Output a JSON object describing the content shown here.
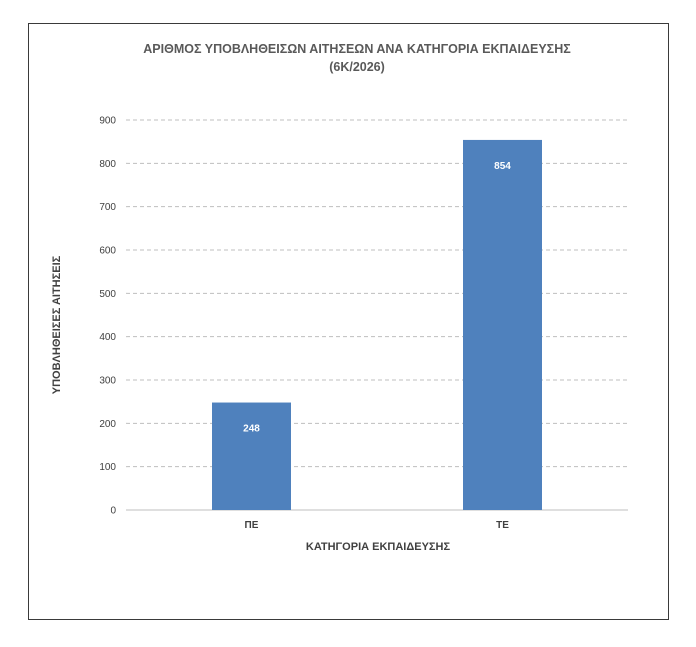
{
  "chart_data": {
    "type": "bar",
    "title_line1": "ΑΡΙΘΜΟΣ ΥΠΟΒΛΗΘΕΙΣΩΝ ΑΙΤΗΣΕΩΝ ΑΝΑ ΚΑΤΗΓΟΡΙΑ ΕΚΠΑΙΔΕΥΣΗΣ",
    "title_line2": "(6Κ/2026)",
    "xlabel": "ΚΑΤΗΓΟΡΙΑ ΕΚΠΑΙΔΕΥΣΗΣ",
    "ylabel": "ΥΠΟΒΛΗΘΕΙΣΕΣ ΑΙΤΗΣΕΙΣ",
    "categories": [
      "ΠΕ",
      "ΤΕ"
    ],
    "values": [
      248,
      854
    ],
    "ylim": [
      0,
      900
    ],
    "yticks": [
      0,
      100,
      200,
      300,
      400,
      500,
      600,
      700,
      800,
      900
    ],
    "grid": true,
    "grid_style": "dashed",
    "bar_color": "#4f81bd",
    "data_labels": true,
    "data_label_position": "inside-top"
  }
}
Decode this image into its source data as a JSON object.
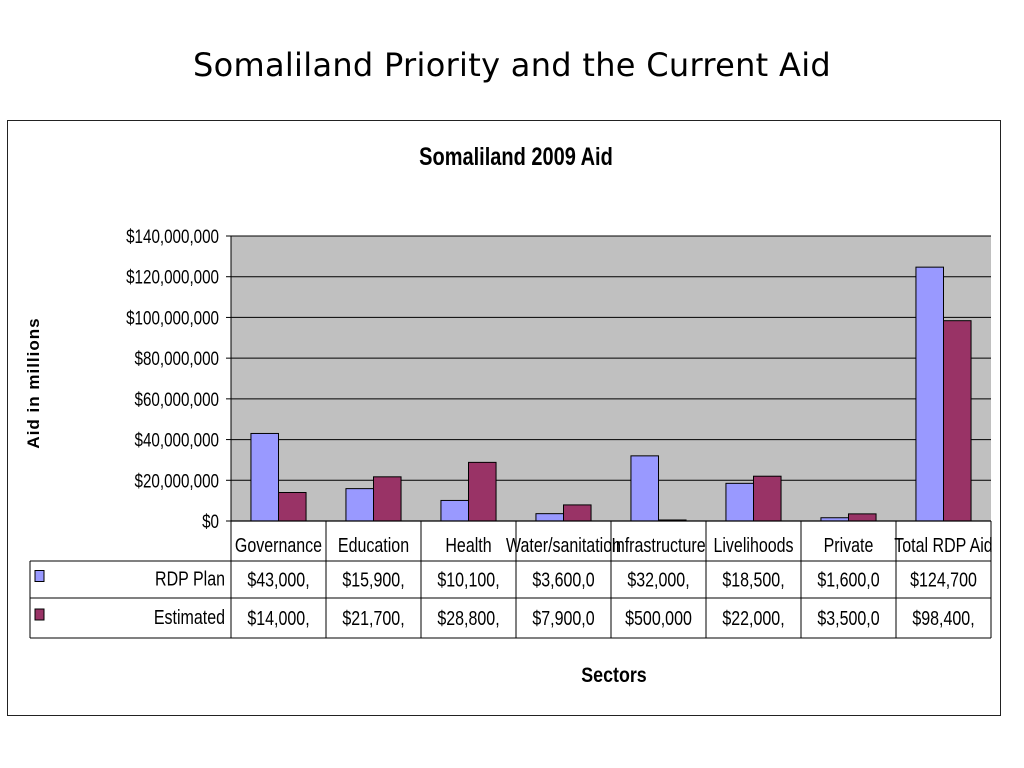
{
  "slide": {
    "title": "Somaliland Priority and the Current Aid"
  },
  "chart_data": {
    "type": "bar",
    "title": "Somaliland 2009 Aid",
    "xlabel": "Sectors",
    "ylabel": "Aid in millions",
    "ylim": [
      0,
      140000000
    ],
    "yticks": [
      "$0",
      "$20,000,000",
      "$40,000,000",
      "$60,000,000",
      "$80,000,000",
      "$100,000,000",
      "$120,000,000",
      "$140,000,000"
    ],
    "ytick_values": [
      0,
      20000000,
      40000000,
      60000000,
      80000000,
      100000000,
      120000000,
      140000000
    ],
    "grid": true,
    "legend": "data-table",
    "categories": [
      "Governance",
      "Education",
      "Health",
      "Water/sanitation",
      "Infrastructure",
      "Livelihoods",
      "Private",
      "Total RDP Aid"
    ],
    "series": [
      {
        "name": "RDP Plan",
        "color": "#9999ff",
        "values": [
          43000000,
          15900000,
          10100000,
          3600000,
          32000000,
          18500000,
          1600000,
          124700000
        ],
        "table_labels": [
          "$43,000,",
          "$15,900,",
          "$10,100,",
          "$3,600,0",
          "$32,000,",
          "$18,500,",
          "$1,600,0",
          "$124,700"
        ]
      },
      {
        "name": "Estimated",
        "color": "#993366",
        "values": [
          14000000,
          21700000,
          28800000,
          7900000,
          500000,
          22000000,
          3500000,
          98400000
        ],
        "table_labels": [
          "$14,000,",
          "$21,700,",
          "$28,800,",
          "$7,900,0",
          "$500,000",
          "$22,000,",
          "$3,500,0",
          "$98,400,"
        ]
      }
    ]
  }
}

---+---

_PROBLEM STATEMENT_: Leave the pictures out, and reproduce only the lines from the line holding "Decode this image" through the last line of the material, both included.

_EXERCISE RESPONSE_:
Decode this image into its source data as a JSON object.
{
  "slide": {
    "title": "Somaliland Priority and the Current Aid"
  },
  "chart_data": {
    "type": "bar",
    "title": "Somaliland 2009 Aid",
    "xlabel": "Sectors",
    "ylabel": "Aid in millions",
    "ylim": [
      0,
      140000000
    ],
    "yticks": [
      "$0",
      "$20,000,000",
      "$40,000,000",
      "$60,000,000",
      "$80,000,000",
      "$100,000,000",
      "$120,000,000",
      "$140,000,000"
    ],
    "ytick_values": [
      0,
      20000000,
      40000000,
      60000000,
      80000000,
      100000000,
      120000000,
      140000000
    ],
    "grid": true,
    "legend": "data-table",
    "categories": [
      "Governance",
      "Education",
      "Health",
      "Water/sanitation",
      "Infrastructure",
      "Livelihoods",
      "Private",
      "Total RDP Aid"
    ],
    "series": [
      {
        "name": "RDP Plan",
        "color": "#9999ff",
        "values": [
          43000000,
          15900000,
          10100000,
          3600000,
          32000000,
          18500000,
          1600000,
          124700000
        ],
        "table_labels": [
          "$43,000,",
          "$15,900,",
          "$10,100,",
          "$3,600,0",
          "$32,000,",
          "$18,500,",
          "$1,600,0",
          "$124,700"
        ]
      },
      {
        "name": "Estimated",
        "color": "#993366",
        "values": [
          14000000,
          21700000,
          28800000,
          7900000,
          500000,
          22000000,
          3500000,
          98400000
        ],
        "table_labels": [
          "$14,000,",
          "$21,700,",
          "$28,800,",
          "$7,900,0",
          "$500,000",
          "$22,000,",
          "$3,500,0",
          "$98,400,"
        ]
      }
    ]
  }
}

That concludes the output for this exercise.